"""

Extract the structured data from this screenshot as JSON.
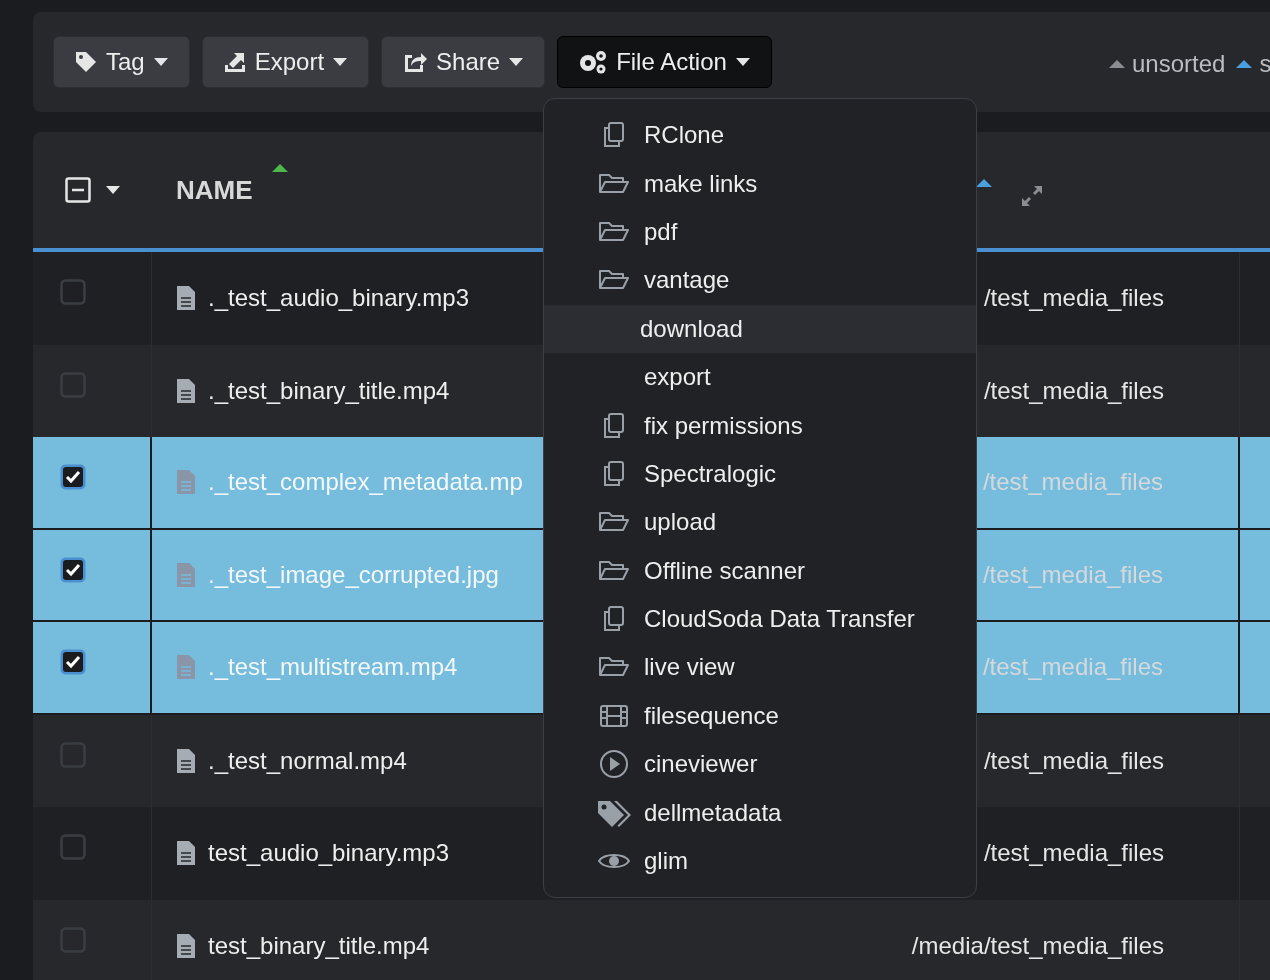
{
  "toolbar": {
    "buttons": [
      {
        "kind": "tag",
        "label": "Tag",
        "open": false
      },
      {
        "kind": "export",
        "label": "Export",
        "open": false
      },
      {
        "kind": "share",
        "label": "Share",
        "open": false
      },
      {
        "kind": "gears",
        "label": "File Action",
        "open": true
      }
    ],
    "sort": [
      {
        "label": "unsorted",
        "active": false
      },
      {
        "label": "s",
        "active": true
      }
    ]
  },
  "table": {
    "select_all": {
      "mixed": true
    },
    "columns": [
      {
        "label": "NAME",
        "sorted": true
      },
      {
        "sorted": true,
        "expand": true
      }
    ],
    "rows": [
      {
        "name": "._test_audio_binary.mp3",
        "path": "/test_media_files",
        "selected": false
      },
      {
        "name": "._test_binary_title.mp4",
        "path": "/test_media_files",
        "selected": false
      },
      {
        "name": "._test_complex_metadata.mp",
        "path": "/test_media_files",
        "selected": true
      },
      {
        "name": "._test_image_corrupted.jpg",
        "path": "/test_media_files",
        "selected": true
      },
      {
        "name": "._test_multistream.mp4",
        "path": "/test_media_files",
        "selected": true
      },
      {
        "name": "._test_normal.mp4",
        "path": "/test_media_files",
        "selected": false
      },
      {
        "name": "test_audio_binary.mp3",
        "path": "/test_media_files",
        "selected": false
      },
      {
        "name": "test_binary_title.mp4",
        "path": "/media/test_media_files",
        "selected": false
      }
    ]
  },
  "menu": {
    "items": [
      {
        "kind": "copy",
        "label": "RClone",
        "highlighted": false
      },
      {
        "kind": "folder",
        "label": "make links",
        "highlighted": false
      },
      {
        "kind": "folder",
        "label": "pdf",
        "highlighted": false
      },
      {
        "kind": "folder",
        "label": "vantage",
        "highlighted": false
      },
      {
        "kind": "plain",
        "label": "download",
        "highlighted": true
      },
      {
        "kind": "plain",
        "label": "export",
        "highlighted": false
      },
      {
        "kind": "copy",
        "label": "fix permissions",
        "highlighted": false
      },
      {
        "kind": "copy",
        "label": "Spectralogic",
        "highlighted": false
      },
      {
        "kind": "folder",
        "label": "upload",
        "highlighted": false
      },
      {
        "kind": "folder",
        "label": "Offline scanner",
        "highlighted": false
      },
      {
        "kind": "copy",
        "label": "CloudSoda Data Transfer",
        "highlighted": false
      },
      {
        "kind": "folder",
        "label": "live view",
        "highlighted": false
      },
      {
        "kind": "film",
        "label": "filesequence",
        "highlighted": false
      },
      {
        "kind": "play",
        "label": "cineviewer",
        "highlighted": false
      },
      {
        "kind": "tags",
        "label": "dellmetadata",
        "highlighted": false
      },
      {
        "kind": "eye",
        "label": "glim",
        "highlighted": false
      }
    ]
  }
}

"""

Task to complete
Report only a number: how many lines in the material above contain the string "true".

The solution
10